### [WHAT TO WORK ON]
#1 Could you copy the part of the long term care article starting with "It’s difficult to" and going on through "for your money."?
#2 Which questions, ending in a question mark, does the long term care article ask? List all of them.

Cook Wealth Management Group

Do You Need Long Term Care Insurance?

It’s difficult to think about not being able to care for yourself. Considering long term care insurance can be uncomfortable, and for some it may be unnecessary, but whether you buy a policy or decide to do without, long term care is a significant piece of your financial picture.

As stated in an AARP report1 published in 2005, “The lifetime probability of becoming disabled in at least two activities of daily living or of being cognitively impaired is 68% for people age 65 and older.”

Although over 8 million2 people now have long term care insurance, it still may not be right for you. The increase in policy holders over the last decade can be attributed to heightened knowledge of the advantages of long term care, as well as more policy flexibility – fewer restrictions on in-home care mean you can now get more for your money.

Of course you can’t be certain of what you’ll need in twenty years…

How to Decide

Long term care can be a wasted expense or a real life saver. Here are a few things to consider:

Think about your family history – did your grandparents and parents live long? Did they develop Alzheimer’s and require additional medical care?3

Think about your financial situation – present and future – can your savings/retirement accounts sustain a hefty medical expense?

### [ENTRIES PROVIDED]

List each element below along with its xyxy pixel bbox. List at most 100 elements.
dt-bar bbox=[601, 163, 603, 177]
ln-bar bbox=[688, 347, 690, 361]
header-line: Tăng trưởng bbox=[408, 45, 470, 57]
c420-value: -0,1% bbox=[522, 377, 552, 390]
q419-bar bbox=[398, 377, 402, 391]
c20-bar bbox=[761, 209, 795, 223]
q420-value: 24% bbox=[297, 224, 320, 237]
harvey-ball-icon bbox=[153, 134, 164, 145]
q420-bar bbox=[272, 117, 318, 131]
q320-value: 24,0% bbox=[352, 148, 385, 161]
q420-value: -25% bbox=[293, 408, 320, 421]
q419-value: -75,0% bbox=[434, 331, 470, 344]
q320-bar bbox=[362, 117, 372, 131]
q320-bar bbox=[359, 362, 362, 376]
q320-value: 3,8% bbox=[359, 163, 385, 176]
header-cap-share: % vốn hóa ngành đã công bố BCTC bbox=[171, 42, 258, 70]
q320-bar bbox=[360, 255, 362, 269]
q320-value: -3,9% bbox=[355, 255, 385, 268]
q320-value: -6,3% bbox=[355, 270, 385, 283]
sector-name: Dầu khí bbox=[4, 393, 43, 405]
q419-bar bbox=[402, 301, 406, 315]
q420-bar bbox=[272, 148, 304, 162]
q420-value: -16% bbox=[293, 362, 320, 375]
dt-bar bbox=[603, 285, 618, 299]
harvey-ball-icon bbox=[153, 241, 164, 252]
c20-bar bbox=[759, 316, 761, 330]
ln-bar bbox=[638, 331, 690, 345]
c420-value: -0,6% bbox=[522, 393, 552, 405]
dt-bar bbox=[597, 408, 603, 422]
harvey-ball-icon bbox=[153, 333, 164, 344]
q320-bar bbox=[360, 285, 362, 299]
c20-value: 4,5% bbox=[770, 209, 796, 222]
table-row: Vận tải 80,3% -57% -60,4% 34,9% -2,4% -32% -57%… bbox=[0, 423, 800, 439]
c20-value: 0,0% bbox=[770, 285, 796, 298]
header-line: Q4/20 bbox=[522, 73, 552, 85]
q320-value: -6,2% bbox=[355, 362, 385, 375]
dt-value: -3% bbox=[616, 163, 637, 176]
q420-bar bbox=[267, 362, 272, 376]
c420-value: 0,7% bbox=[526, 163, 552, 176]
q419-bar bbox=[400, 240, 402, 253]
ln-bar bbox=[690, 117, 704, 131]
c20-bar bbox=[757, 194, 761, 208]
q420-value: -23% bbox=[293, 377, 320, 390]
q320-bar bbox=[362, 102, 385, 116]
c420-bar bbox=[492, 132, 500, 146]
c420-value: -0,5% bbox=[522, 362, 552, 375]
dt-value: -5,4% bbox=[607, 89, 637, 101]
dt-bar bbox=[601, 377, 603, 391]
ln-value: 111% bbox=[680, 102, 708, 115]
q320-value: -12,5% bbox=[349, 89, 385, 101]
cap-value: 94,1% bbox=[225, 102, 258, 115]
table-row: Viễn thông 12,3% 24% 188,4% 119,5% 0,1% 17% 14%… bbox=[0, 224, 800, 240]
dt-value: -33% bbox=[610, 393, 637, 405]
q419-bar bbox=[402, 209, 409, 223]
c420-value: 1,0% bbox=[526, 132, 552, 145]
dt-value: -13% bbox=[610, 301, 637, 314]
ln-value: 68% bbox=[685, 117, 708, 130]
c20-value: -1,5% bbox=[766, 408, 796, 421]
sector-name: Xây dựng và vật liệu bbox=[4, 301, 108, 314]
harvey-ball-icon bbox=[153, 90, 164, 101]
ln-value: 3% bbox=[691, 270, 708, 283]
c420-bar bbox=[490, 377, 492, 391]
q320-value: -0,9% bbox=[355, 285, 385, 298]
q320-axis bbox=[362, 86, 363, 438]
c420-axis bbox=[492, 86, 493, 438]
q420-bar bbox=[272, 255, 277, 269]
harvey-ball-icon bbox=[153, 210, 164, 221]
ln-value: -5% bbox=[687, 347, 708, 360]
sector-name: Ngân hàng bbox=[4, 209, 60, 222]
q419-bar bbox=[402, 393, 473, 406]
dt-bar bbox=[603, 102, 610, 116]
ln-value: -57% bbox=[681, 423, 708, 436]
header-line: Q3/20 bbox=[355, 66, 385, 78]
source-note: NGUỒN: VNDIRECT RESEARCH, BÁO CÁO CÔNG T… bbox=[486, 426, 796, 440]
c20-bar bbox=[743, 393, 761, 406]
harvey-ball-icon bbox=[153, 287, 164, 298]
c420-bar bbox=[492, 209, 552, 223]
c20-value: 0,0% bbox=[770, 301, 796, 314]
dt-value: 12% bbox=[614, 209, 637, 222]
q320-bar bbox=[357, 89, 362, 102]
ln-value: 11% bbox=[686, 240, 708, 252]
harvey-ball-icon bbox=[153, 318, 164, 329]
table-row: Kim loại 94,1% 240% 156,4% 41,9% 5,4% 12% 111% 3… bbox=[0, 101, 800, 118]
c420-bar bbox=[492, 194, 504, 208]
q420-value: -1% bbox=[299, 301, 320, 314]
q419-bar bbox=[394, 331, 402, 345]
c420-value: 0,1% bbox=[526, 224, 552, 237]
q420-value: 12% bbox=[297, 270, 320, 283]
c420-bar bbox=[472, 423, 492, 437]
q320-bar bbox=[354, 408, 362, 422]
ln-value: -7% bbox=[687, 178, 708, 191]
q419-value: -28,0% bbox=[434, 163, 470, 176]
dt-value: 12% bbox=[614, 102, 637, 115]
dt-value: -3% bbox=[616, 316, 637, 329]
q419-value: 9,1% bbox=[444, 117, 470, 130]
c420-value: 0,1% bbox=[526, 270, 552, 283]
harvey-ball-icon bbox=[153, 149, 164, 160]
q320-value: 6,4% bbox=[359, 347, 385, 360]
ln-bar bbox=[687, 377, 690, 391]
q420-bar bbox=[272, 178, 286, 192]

### [TASK RESULTS]
#1
It’s difficult to think about not being able to care for yourself. Considering long term care insurance can be uncomfortable, and for some it may be unnecessary, but whether you buy a policy or decide to do without, long term care is a significant piece of your financial picture.

As stated in an AARP report1 published in 2005, “The lifetime probability of becoming disabled in at least two activities of daily living or of being cognitively impaired is 68% for people age 65 and older.”

Although over 8 million2 people now have long term care insurance, it still may not be right for you. The increase in policy holders over the last decade can be attributed to heightened knowledge of the advantages of long term care, as well as more policy flexibility – fewer restrictions on in-home care mean you can now get more for your money.

#2
- Do You Need Long Term Care Insurance?
- did your grandparents and parents live long?
- Did they develop Alzheimer’s and require additional medical care?
- can your savings/retirement accounts sustain a hefty medical expense?